=== Begin Enclosure ===

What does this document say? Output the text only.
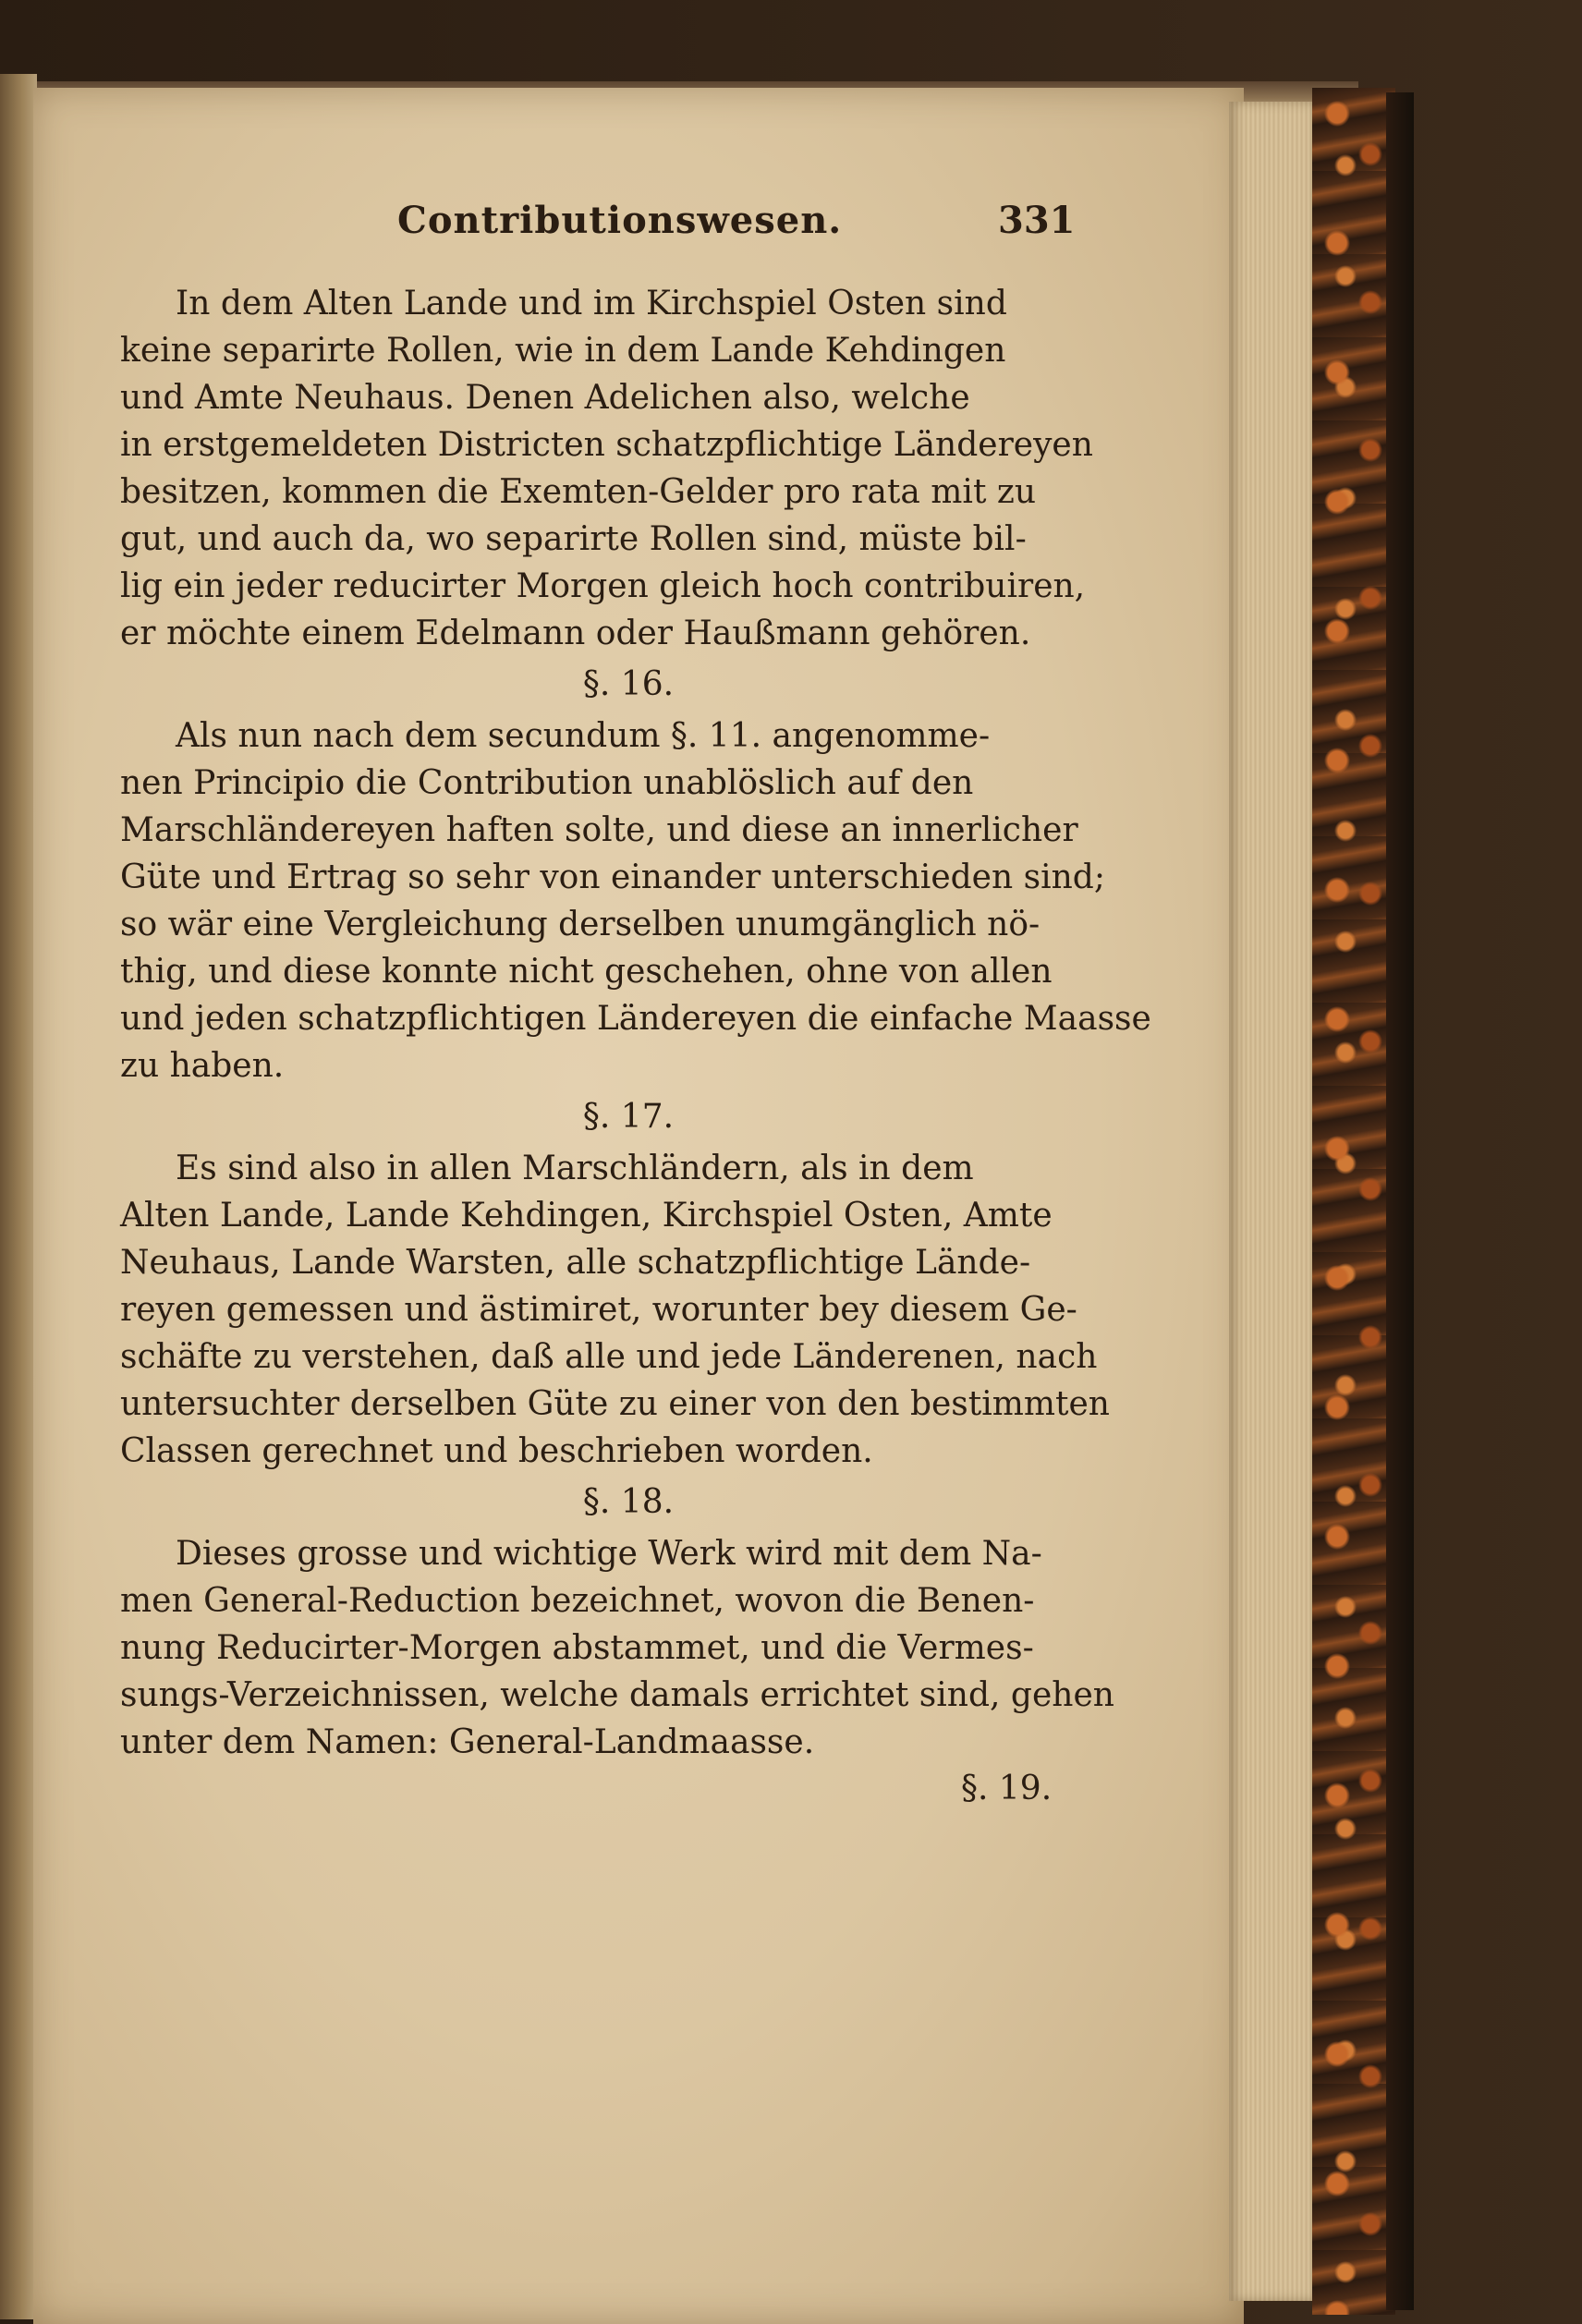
Contributionswesen.	331

In dem Alten Lande und im Kirchspiel Osten sind
keine separirte Rollen, wie in dem Lande Kehdingen
und Amte Neuhaus. Denen Adelichen also, welche
in erstgemeldeten Districten schatzpflichtige Ländereyen
besitzen, kommen die Exemten-Gelder pro rata mit zu
gut, und auch da, wo separirte Rollen sind, müste bil-
lig ein jeder reducirter Morgen gleich hoch contribuiren,
er möchte einem Edelmann oder Haußmann gehören.

§. 16.

Als nun nach dem secundum §. 11. angenomme-
nen Principio die Contribution unablöslich auf den
Marschländereyen haften solte, und diese an innerlicher
Güte und Ertrag so sehr von einander unterschieden sind;
so wär eine Vergleichung derselben unumgänglich nö-
thig, und diese konnte nicht geschehen, ohne von allen
und jeden schatzpflichtigen Ländereyen die einfache Maasse
zu haben.

§. 17.

Es sind also in allen Marschländern, als in dem
Alten Lande, Lande Kehdingen, Kirchspiel Osten, Amte
Neuhaus, Lande Warsten, alle schatzpflichtige Lände-
reyen gemessen und ästimiret, worunter bey diesem Ge-
schäfte zu verstehen, daß alle und jede Länderenen, nach
untersuchter derselben Güte zu einer von den bestimmten
Classen gerechnet und beschrieben worden.

§. 18.

Dieses grosse und wichtige Werk wird mit dem Na-
men General-Reduction bezeichnet, wovon die Benen-
nung Reducirter-Morgen abstammet, und die Vermes-
sungs-Verzeichnissen, welche damals errichtet sind, gehen
unter dem Namen: General-Landmaasse.

§. 19.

=== End Enclosure ===

Goal of the exercise:
Find the lines that mention "welche" in the entries and show them.

Answer to this problem:
und Amte Neuhaus. Denen Adelichen also, welche
sungs-Verzeichnissen, welche damals errichtet sind, gehen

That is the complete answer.